→ **SET TASK**: Your task is to transcribe all the entries exactly, excluding pictures.

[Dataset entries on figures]
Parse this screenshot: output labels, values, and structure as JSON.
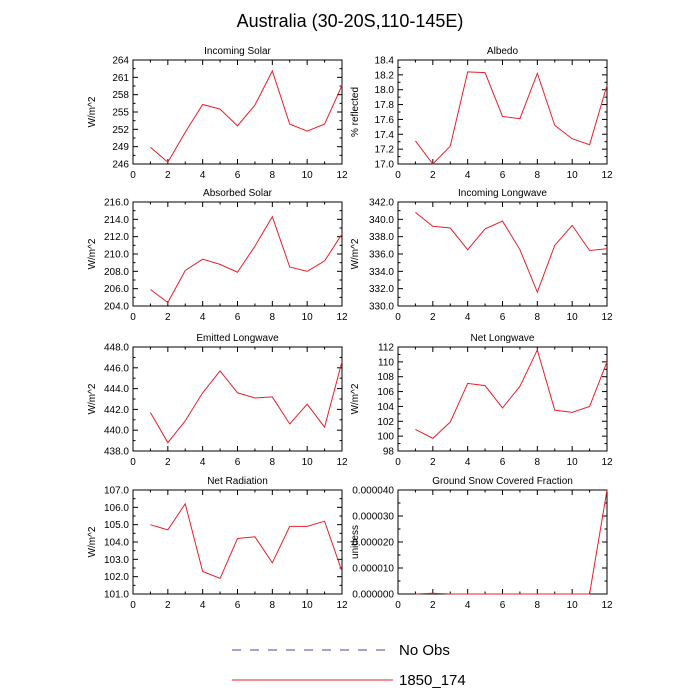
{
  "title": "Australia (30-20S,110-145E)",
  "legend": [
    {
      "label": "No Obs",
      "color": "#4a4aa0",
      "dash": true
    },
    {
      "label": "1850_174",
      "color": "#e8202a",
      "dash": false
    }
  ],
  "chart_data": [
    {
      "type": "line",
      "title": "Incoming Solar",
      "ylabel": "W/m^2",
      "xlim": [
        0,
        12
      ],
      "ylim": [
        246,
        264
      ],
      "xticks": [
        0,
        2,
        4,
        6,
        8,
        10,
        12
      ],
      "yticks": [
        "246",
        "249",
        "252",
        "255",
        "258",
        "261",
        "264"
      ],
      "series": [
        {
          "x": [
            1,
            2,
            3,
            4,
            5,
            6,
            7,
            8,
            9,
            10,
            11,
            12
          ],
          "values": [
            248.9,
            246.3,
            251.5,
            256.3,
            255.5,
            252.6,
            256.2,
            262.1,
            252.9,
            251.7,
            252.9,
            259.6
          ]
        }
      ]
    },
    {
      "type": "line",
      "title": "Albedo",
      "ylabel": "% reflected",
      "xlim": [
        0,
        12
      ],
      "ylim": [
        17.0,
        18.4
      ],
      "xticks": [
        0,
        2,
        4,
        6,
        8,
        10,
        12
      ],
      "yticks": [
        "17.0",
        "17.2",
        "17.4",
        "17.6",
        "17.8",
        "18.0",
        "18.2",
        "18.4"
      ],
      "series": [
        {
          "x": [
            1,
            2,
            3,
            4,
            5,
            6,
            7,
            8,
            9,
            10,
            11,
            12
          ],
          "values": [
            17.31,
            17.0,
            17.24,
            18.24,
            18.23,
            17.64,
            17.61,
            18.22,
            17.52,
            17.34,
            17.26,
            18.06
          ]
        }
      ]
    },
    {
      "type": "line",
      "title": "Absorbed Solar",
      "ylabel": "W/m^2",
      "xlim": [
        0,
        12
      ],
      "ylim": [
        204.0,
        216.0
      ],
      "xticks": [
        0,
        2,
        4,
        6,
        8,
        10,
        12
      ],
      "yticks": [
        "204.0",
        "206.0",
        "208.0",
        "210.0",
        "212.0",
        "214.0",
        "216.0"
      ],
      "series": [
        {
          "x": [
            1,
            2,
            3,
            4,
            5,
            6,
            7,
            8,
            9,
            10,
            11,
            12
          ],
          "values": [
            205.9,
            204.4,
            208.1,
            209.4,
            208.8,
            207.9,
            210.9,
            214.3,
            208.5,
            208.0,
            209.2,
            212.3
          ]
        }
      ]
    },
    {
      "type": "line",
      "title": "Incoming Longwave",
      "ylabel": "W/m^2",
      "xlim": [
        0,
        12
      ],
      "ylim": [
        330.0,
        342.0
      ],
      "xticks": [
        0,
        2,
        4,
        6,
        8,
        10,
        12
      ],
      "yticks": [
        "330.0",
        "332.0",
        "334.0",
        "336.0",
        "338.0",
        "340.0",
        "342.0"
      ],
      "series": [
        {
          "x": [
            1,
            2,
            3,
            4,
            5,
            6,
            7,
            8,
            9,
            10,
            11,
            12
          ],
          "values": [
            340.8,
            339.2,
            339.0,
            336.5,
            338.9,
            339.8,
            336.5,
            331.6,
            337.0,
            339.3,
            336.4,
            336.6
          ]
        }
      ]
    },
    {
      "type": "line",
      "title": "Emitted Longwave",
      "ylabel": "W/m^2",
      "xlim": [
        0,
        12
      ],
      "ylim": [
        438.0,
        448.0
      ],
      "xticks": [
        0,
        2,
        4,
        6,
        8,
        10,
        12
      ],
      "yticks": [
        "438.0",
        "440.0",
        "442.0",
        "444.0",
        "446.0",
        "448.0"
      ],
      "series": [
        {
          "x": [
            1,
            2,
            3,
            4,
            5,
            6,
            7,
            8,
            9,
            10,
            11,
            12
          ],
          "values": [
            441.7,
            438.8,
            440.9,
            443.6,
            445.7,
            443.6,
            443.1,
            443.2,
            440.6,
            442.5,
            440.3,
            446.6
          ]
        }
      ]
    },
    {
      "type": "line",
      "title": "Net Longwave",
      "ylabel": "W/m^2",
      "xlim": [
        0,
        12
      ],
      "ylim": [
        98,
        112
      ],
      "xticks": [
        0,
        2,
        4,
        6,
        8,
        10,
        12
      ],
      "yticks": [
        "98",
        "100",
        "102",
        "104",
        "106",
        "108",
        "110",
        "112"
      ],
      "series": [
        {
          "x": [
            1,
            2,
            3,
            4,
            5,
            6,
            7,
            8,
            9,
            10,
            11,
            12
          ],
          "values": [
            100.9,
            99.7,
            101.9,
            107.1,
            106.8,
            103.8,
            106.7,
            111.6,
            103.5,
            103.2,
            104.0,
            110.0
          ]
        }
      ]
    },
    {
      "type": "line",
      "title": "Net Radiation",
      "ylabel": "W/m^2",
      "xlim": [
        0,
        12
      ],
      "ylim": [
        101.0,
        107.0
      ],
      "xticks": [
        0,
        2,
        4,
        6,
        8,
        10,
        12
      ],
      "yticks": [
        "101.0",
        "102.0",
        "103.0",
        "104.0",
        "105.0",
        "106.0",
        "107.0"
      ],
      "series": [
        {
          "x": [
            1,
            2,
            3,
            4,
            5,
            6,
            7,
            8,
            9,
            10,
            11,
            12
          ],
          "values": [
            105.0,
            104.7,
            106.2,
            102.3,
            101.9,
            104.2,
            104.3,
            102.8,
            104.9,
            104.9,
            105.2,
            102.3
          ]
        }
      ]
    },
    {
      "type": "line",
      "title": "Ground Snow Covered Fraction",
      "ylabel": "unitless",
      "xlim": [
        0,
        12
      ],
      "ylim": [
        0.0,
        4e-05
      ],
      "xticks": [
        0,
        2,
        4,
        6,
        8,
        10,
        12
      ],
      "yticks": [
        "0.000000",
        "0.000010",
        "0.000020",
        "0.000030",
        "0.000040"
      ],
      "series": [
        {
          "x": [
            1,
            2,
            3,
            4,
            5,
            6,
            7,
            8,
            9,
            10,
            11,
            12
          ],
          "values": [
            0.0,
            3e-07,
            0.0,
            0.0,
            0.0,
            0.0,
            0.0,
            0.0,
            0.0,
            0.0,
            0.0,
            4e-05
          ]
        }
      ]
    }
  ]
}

→ **WRITTEN ANSWER**:
Parse this screenshot: output labels, values, and structure as JSON.
{
  "title": "Australia (30-20S,110-145E)",
  "legend": [
    {
      "label": "No Obs",
      "color": "#4a4aa0",
      "dash": true
    },
    {
      "label": "1850_174",
      "color": "#e8202a",
      "dash": false
    }
  ],
  "chart_data": [
    {
      "type": "line",
      "title": "Incoming Solar",
      "ylabel": "W/m^2",
      "xlim": [
        0,
        12
      ],
      "ylim": [
        246,
        264
      ],
      "xticks": [
        0,
        2,
        4,
        6,
        8,
        10,
        12
      ],
      "yticks": [
        "246",
        "249",
        "252",
        "255",
        "258",
        "261",
        "264"
      ],
      "series": [
        {
          "x": [
            1,
            2,
            3,
            4,
            5,
            6,
            7,
            8,
            9,
            10,
            11,
            12
          ],
          "values": [
            248.9,
            246.3,
            251.5,
            256.3,
            255.5,
            252.6,
            256.2,
            262.1,
            252.9,
            251.7,
            252.9,
            259.6
          ]
        }
      ]
    },
    {
      "type": "line",
      "title": "Albedo",
      "ylabel": "% reflected",
      "xlim": [
        0,
        12
      ],
      "ylim": [
        17.0,
        18.4
      ],
      "xticks": [
        0,
        2,
        4,
        6,
        8,
        10,
        12
      ],
      "yticks": [
        "17.0",
        "17.2",
        "17.4",
        "17.6",
        "17.8",
        "18.0",
        "18.2",
        "18.4"
      ],
      "series": [
        {
          "x": [
            1,
            2,
            3,
            4,
            5,
            6,
            7,
            8,
            9,
            10,
            11,
            12
          ],
          "values": [
            17.31,
            17.0,
            17.24,
            18.24,
            18.23,
            17.64,
            17.61,
            18.22,
            17.52,
            17.34,
            17.26,
            18.06
          ]
        }
      ]
    },
    {
      "type": "line",
      "title": "Absorbed Solar",
      "ylabel": "W/m^2",
      "xlim": [
        0,
        12
      ],
      "ylim": [
        204.0,
        216.0
      ],
      "xticks": [
        0,
        2,
        4,
        6,
        8,
        10,
        12
      ],
      "yticks": [
        "204.0",
        "206.0",
        "208.0",
        "210.0",
        "212.0",
        "214.0",
        "216.0"
      ],
      "series": [
        {
          "x": [
            1,
            2,
            3,
            4,
            5,
            6,
            7,
            8,
            9,
            10,
            11,
            12
          ],
          "values": [
            205.9,
            204.4,
            208.1,
            209.4,
            208.8,
            207.9,
            210.9,
            214.3,
            208.5,
            208.0,
            209.2,
            212.3
          ]
        }
      ]
    },
    {
      "type": "line",
      "title": "Incoming Longwave",
      "ylabel": "W/m^2",
      "xlim": [
        0,
        12
      ],
      "ylim": [
        330.0,
        342.0
      ],
      "xticks": [
        0,
        2,
        4,
        6,
        8,
        10,
        12
      ],
      "yticks": [
        "330.0",
        "332.0",
        "334.0",
        "336.0",
        "338.0",
        "340.0",
        "342.0"
      ],
      "series": [
        {
          "x": [
            1,
            2,
            3,
            4,
            5,
            6,
            7,
            8,
            9,
            10,
            11,
            12
          ],
          "values": [
            340.8,
            339.2,
            339.0,
            336.5,
            338.9,
            339.8,
            336.5,
            331.6,
            337.0,
            339.3,
            336.4,
            336.6
          ]
        }
      ]
    },
    {
      "type": "line",
      "title": "Emitted Longwave",
      "ylabel": "W/m^2",
      "xlim": [
        0,
        12
      ],
      "ylim": [
        438.0,
        448.0
      ],
      "xticks": [
        0,
        2,
        4,
        6,
        8,
        10,
        12
      ],
      "yticks": [
        "438.0",
        "440.0",
        "442.0",
        "444.0",
        "446.0",
        "448.0"
      ],
      "series": [
        {
          "x": [
            1,
            2,
            3,
            4,
            5,
            6,
            7,
            8,
            9,
            10,
            11,
            12
          ],
          "values": [
            441.7,
            438.8,
            440.9,
            443.6,
            445.7,
            443.6,
            443.1,
            443.2,
            440.6,
            442.5,
            440.3,
            446.6
          ]
        }
      ]
    },
    {
      "type": "line",
      "title": "Net Longwave",
      "ylabel": "W/m^2",
      "xlim": [
        0,
        12
      ],
      "ylim": [
        98,
        112
      ],
      "xticks": [
        0,
        2,
        4,
        6,
        8,
        10,
        12
      ],
      "yticks": [
        "98",
        "100",
        "102",
        "104",
        "106",
        "108",
        "110",
        "112"
      ],
      "series": [
        {
          "x": [
            1,
            2,
            3,
            4,
            5,
            6,
            7,
            8,
            9,
            10,
            11,
            12
          ],
          "values": [
            100.9,
            99.7,
            101.9,
            107.1,
            106.8,
            103.8,
            106.7,
            111.6,
            103.5,
            103.2,
            104.0,
            110.0
          ]
        }
      ]
    },
    {
      "type": "line",
      "title": "Net Radiation",
      "ylabel": "W/m^2",
      "xlim": [
        0,
        12
      ],
      "ylim": [
        101.0,
        107.0
      ],
      "xticks": [
        0,
        2,
        4,
        6,
        8,
        10,
        12
      ],
      "yticks": [
        "101.0",
        "102.0",
        "103.0",
        "104.0",
        "105.0",
        "106.0",
        "107.0"
      ],
      "series": [
        {
          "x": [
            1,
            2,
            3,
            4,
            5,
            6,
            7,
            8,
            9,
            10,
            11,
            12
          ],
          "values": [
            105.0,
            104.7,
            106.2,
            102.3,
            101.9,
            104.2,
            104.3,
            102.8,
            104.9,
            104.9,
            105.2,
            102.3
          ]
        }
      ]
    },
    {
      "type": "line",
      "title": "Ground Snow Covered Fraction",
      "ylabel": "unitless",
      "xlim": [
        0,
        12
      ],
      "ylim": [
        0.0,
        4e-05
      ],
      "xticks": [
        0,
        2,
        4,
        6,
        8,
        10,
        12
      ],
      "yticks": [
        "0.000000",
        "0.000010",
        "0.000020",
        "0.000030",
        "0.000040"
      ],
      "series": [
        {
          "x": [
            1,
            2,
            3,
            4,
            5,
            6,
            7,
            8,
            9,
            10,
            11,
            12
          ],
          "values": [
            0.0,
            3e-07,
            0.0,
            0.0,
            0.0,
            0.0,
            0.0,
            0.0,
            0.0,
            0.0,
            0.0,
            4e-05
          ]
        }
      ]
    }
  ]
}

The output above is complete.